Given request 1.
In one to three sentences, explain why, according to the gatehouse naming speech, the speaker reads out Martin Foley's letter instead of Foley delivering it himself.

Speech celebrating the naming of the Alan Whittaker Gatehouse November 2 2017
On behalf of the Whittaker Memorial Committee I would like to welcome everyone here – especially the Albert Park College students who have been making a film about the events of 1928 and written a commemorative poem which they will read shortly.
We are here today to mark something which happened on this day 89 years ago. The event – the 1928 Dock Strike and the fatal shooting of Waterside Worker Alan Whittaker – has always been part of Port Melbourne’s communal memory. It marked not only a bitter dispute but also the effective beginning of the Great Depression in Port – a beginning before that experienced by the rest of the country.
Almost 50 years ago a Port Melbourne councillor and waterside worker, Perce White, began to worry about how we could ensure that communal memory was refreshed and maintained for generations to come. He got in touch with me – then the editor of the local paper, The Record – and asked me to write something about1928 and the need for some sort of recognition. Initially the idea was about renaming some streets and some of that was done but then the issue slipped from sight for a while. The Record didn’t seem to have the influence some other media outlets have.
Then Perce got in touch with me again about 10 years ago after talking with the then MUA Secretary, Kevin Bracken, about the need to do something tangible to ensure the memory of 1928 events survived. We set up a small committee which launched annual commemorative events; got the Council to erect a plaque close to the Hogan’s flat site; organised some tours; produced historical information; and campaigned for Princes Pier to be renamed Whittaker Pier.
There were many people involved in this including Pat Grainger, David Thomson, Bob Ditton, Chris McConville, Paddy Garrity along with Kevin, Perce and myself. Our local MP, Martin Foley, who can’t be here today because Parliament is sitting, has provided us with magnificent support and has made the event we are marking today possible. He was greatly helped in this by Andrew Herington in Planning Minister Richard Wynne’s office. We also have representatives here of Michael Danby’s office.
We have also been supported by the City of Port Phillip Mayor, Bernadene Voss, Father Bob Maguire and our very distinguished speaker who was born under the hook in Port, The Honourable Frank Vincent AO.
Frank Vincent’s address was recorded by Janet Bolitho and is available at her blog.
Martin Foley can’t be here today but I want to read a letter Martin has sent us which includes the citation that accompanies the register of the name of Allan Whittaker on the pier gatehouse along with the name of the Albert Park College which is transforming this site, just as they and the Victorian Government transformed the Bay Street Port Melbourne Drill Hall site. If he had been able to be here he would have said these things himself but I am acting as a poor substitute.
Martin writes: I write to confirm arrangements for the naming of the Gatehouse on Princes Pier Port Melbourne as the Alan Whittaker Gatehouse, following a decision by the Minister for Planning to support the recommendation of your committee and many of the local Stakeholder Groups associated with your committee. This achievement is a milestone in your long running efforts to ensure the remarkable story of Alan Whittaker and what he symbolised is not lost to current and future generations.

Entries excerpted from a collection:

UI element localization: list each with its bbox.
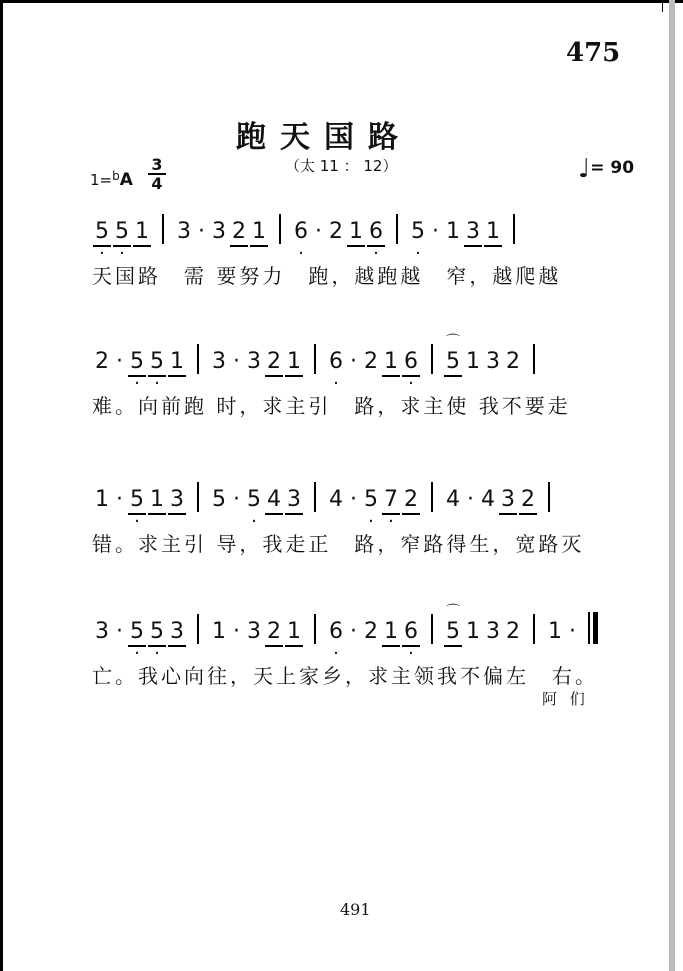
barline (431, 614, 433, 644)
note: 4 (264, 488, 284, 512)
barline (314, 344, 316, 374)
scan-corner-mark (662, 0, 663, 12)
barline (548, 482, 550, 512)
note: 3 (212, 349, 226, 374)
page-number: 491 (340, 900, 371, 919)
barline (533, 344, 535, 374)
key-prefix: 1= (90, 171, 113, 189)
note: 3 (212, 219, 226, 244)
hymn-title: 跑天国路 (236, 120, 412, 155)
note: · 5 (92, 220, 112, 244)
note: · 5 (127, 488, 147, 512)
barline (162, 214, 164, 244)
notation-row (92, 474, 622, 512)
note: · 5 (408, 220, 428, 244)
note: · 6 (401, 620, 421, 644)
note: 3 (95, 619, 109, 644)
note: 3 (247, 619, 261, 644)
note: · 6 (291, 220, 311, 244)
note: 2 (95, 349, 109, 374)
note: · 6 (401, 350, 421, 374)
notation-row (92, 336, 622, 374)
note: 1 (284, 620, 304, 644)
notation-row (92, 206, 622, 244)
barline (533, 614, 535, 644)
tempo-value: = 90 (590, 158, 635, 178)
notation-row (92, 606, 622, 644)
note: 1 (381, 350, 401, 374)
note: 2 (364, 619, 378, 644)
time-signature-bottom: 4 (148, 173, 166, 192)
augmentation-dot: · (467, 487, 474, 512)
barline (197, 614, 199, 644)
note: 3 (463, 220, 483, 244)
barline (279, 214, 281, 244)
note: 2 (264, 620, 284, 644)
note: · 6 (326, 620, 346, 644)
note: 2 (506, 619, 520, 644)
note: · 5 (147, 350, 167, 374)
note: 1 (466, 619, 480, 644)
note: 3 (167, 620, 187, 644)
lyrics-row: 天国路 需 要努力 跑，越跑越 窄，越爬越 (92, 264, 562, 288)
barline (431, 344, 433, 374)
augmentation-dot: · (233, 619, 240, 644)
score-line-2 (92, 336, 622, 419)
note: 3 (486, 619, 500, 644)
note: 1 (167, 350, 187, 374)
barline (431, 482, 433, 512)
augmentation-dot: · (116, 349, 123, 374)
note: ⌒ 5 (443, 350, 463, 374)
scan-border-left (0, 0, 3, 971)
note: 4 (481, 487, 495, 512)
note: · 5 (127, 350, 147, 374)
note: · 5 (147, 620, 167, 644)
barline (314, 614, 316, 644)
barline (197, 344, 199, 374)
key-name: A (119, 170, 133, 190)
note: 1 (483, 220, 503, 244)
time-signature-top: 3 (151, 155, 163, 174)
note: · 5 (244, 488, 264, 512)
note: 2 (506, 349, 520, 374)
quarter-note-icon: ♩ (578, 154, 591, 184)
lyrics-row: 亡。我心向往，天上家乡，求主领我不偏左 右。 (92, 664, 598, 688)
note: 2 (364, 349, 378, 374)
note: 2 (329, 219, 343, 244)
note: 1 (466, 349, 480, 374)
note: · 6 (326, 350, 346, 374)
augmentation-dot: · (198, 219, 205, 244)
augmentation-dot: · (233, 487, 240, 512)
note: ⌒ 5 (443, 620, 463, 644)
note: 2 (264, 350, 284, 374)
augmentation-dot: · (432, 219, 439, 244)
note: 5 (212, 487, 226, 512)
barline (396, 214, 398, 244)
note: 1 (132, 220, 152, 244)
scripture-reference: （太 11 ： 12） (285, 157, 398, 175)
note: 4 (329, 487, 343, 512)
augmentation-dot: · (116, 487, 123, 512)
note: 1 (381, 620, 401, 644)
note: · 5 (112, 220, 132, 244)
barline (314, 482, 316, 512)
note: 2 (401, 488, 421, 512)
note: 1 (548, 619, 562, 644)
note: 3 (498, 488, 518, 512)
augmentation-dot: · (233, 349, 240, 374)
scan-border-right (669, 0, 675, 971)
hymn-number: 475 (566, 38, 621, 68)
tempo-marking (578, 154, 634, 184)
scan-border-top (0, 0, 683, 3)
lyrics-row: 错。求主引 导，我走正 路，窄路得生，宽路灭 (92, 532, 585, 556)
augmentation-dot: · (116, 619, 123, 644)
note: 1 (95, 487, 109, 512)
flat-sign: b (112, 169, 120, 183)
augmentation-dot: · (350, 619, 357, 644)
amen-text: 阿 们 (542, 690, 589, 708)
note: 2 (229, 220, 249, 244)
note: 3 (284, 488, 304, 512)
note: 1 (284, 350, 304, 374)
note: 3 (486, 349, 500, 374)
note: · 7 (381, 488, 401, 512)
score-line-1 (92, 206, 622, 289)
note: · 6 (366, 220, 386, 244)
note: 1 (147, 488, 167, 512)
augmentation-dot: · (569, 619, 576, 644)
note: 3 (167, 488, 187, 512)
augmentation-dot: · (315, 219, 322, 244)
note: 3 (177, 219, 191, 244)
barline (197, 482, 199, 512)
note: 1 (346, 220, 366, 244)
score-line-3 (92, 474, 622, 557)
note: 2 (518, 488, 538, 512)
augmentation-dot: · (350, 487, 357, 512)
note: 3 (247, 349, 261, 374)
note: 4 (446, 487, 460, 512)
time-signature (148, 156, 166, 192)
score-line-4 (92, 606, 622, 689)
note: 1 (446, 219, 460, 244)
lyrics-row: 难。向前跑 时，求主引 路，求主使 我不要走 (92, 394, 571, 418)
barline (513, 214, 515, 244)
note: · 5 (127, 620, 147, 644)
key-signature (90, 170, 133, 190)
final-barline (588, 612, 598, 644)
note: 1 (249, 220, 269, 244)
note: 1 (212, 619, 226, 644)
augmentation-dot: · (350, 349, 357, 374)
note: · 5 (361, 488, 381, 512)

Given request 2.
Reproduce the excerpted entries from the line containing "barline (431, 614, 433, 644)" up to and including the line containing "time-signature-top: 3 (151, 155, 163, 174)".

Task response 1.
Martin Foley could not attend because Parliament was sitting. The speaker therefore reads the letter Foley sent, which includes the citation for the naming, and describes himself as acting as Foley's substitute.

Task response 2.
barline (431, 614, 433, 644)
note: 4 (264, 488, 284, 512)
barline (314, 344, 316, 374)
scan-corner-mark (662, 0, 663, 12)
barline (548, 482, 550, 512)
note: 3 (212, 349, 226, 374)
page-number: 491 (340, 900, 371, 919)
barline (533, 344, 535, 374)
key-prefix: 1= (90, 171, 113, 189)
note: 3 (212, 219, 226, 244)
hymn-title: 跑天国路 (236, 120, 412, 155)
note: · 5 (92, 220, 112, 244)
note: · 5 (127, 488, 147, 512)
barline (162, 214, 164, 244)
notation-row (92, 474, 622, 512)
note: · 5 (408, 220, 428, 244)
note: · 6 (401, 620, 421, 644)
note: 3 (95, 619, 109, 644)
note: 3 (247, 619, 261, 644)
note: · 6 (291, 220, 311, 244)
note: 2 (95, 349, 109, 374)
note: · 6 (401, 350, 421, 374)
notation-row (92, 336, 622, 374)
note: 1 (284, 620, 304, 644)
notation-row (92, 206, 622, 244)
barline (533, 614, 535, 644)
tempo-value: = 90 (590, 158, 635, 178)
notation-row (92, 606, 622, 644)
note: 1 (381, 350, 401, 374)
note: 2 (364, 619, 378, 644)
time-signature-bottom: 4 (148, 173, 166, 192)
augmentation-dot: · (467, 487, 474, 512)
barline (197, 614, 199, 644)
note: 3 (463, 220, 483, 244)
barline (279, 214, 281, 244)
note: 2 (264, 620, 284, 644)
note: · 6 (326, 620, 346, 644)
note: 2 (506, 619, 520, 644)
note: · 5 (147, 350, 167, 374)
note: 1 (466, 619, 480, 644)
note: 3 (167, 620, 187, 644)
lyrics-row: 天国路 需 要努力 跑，越跑越 窄，越爬越 (92, 264, 562, 288)
barline (431, 344, 433, 374)
augmentation-dot: · (233, 619, 240, 644)
score-line-2 (92, 336, 622, 419)
note: 3 (486, 619, 500, 644)
note: 1 (167, 350, 187, 374)
barline (431, 482, 433, 512)
augmentation-dot: · (116, 349, 123, 374)
note: ⌒ 5 (443, 350, 463, 374)
scan-border-left (0, 0, 3, 971)
note: 4 (481, 487, 495, 512)
note: · 5 (127, 350, 147, 374)
note: · 5 (147, 620, 167, 644)
barline (314, 614, 316, 644)
barline (197, 344, 199, 374)
key-name: A (119, 170, 133, 190)
note: 1 (483, 220, 503, 244)
time-signature-top: 3 (151, 155, 163, 174)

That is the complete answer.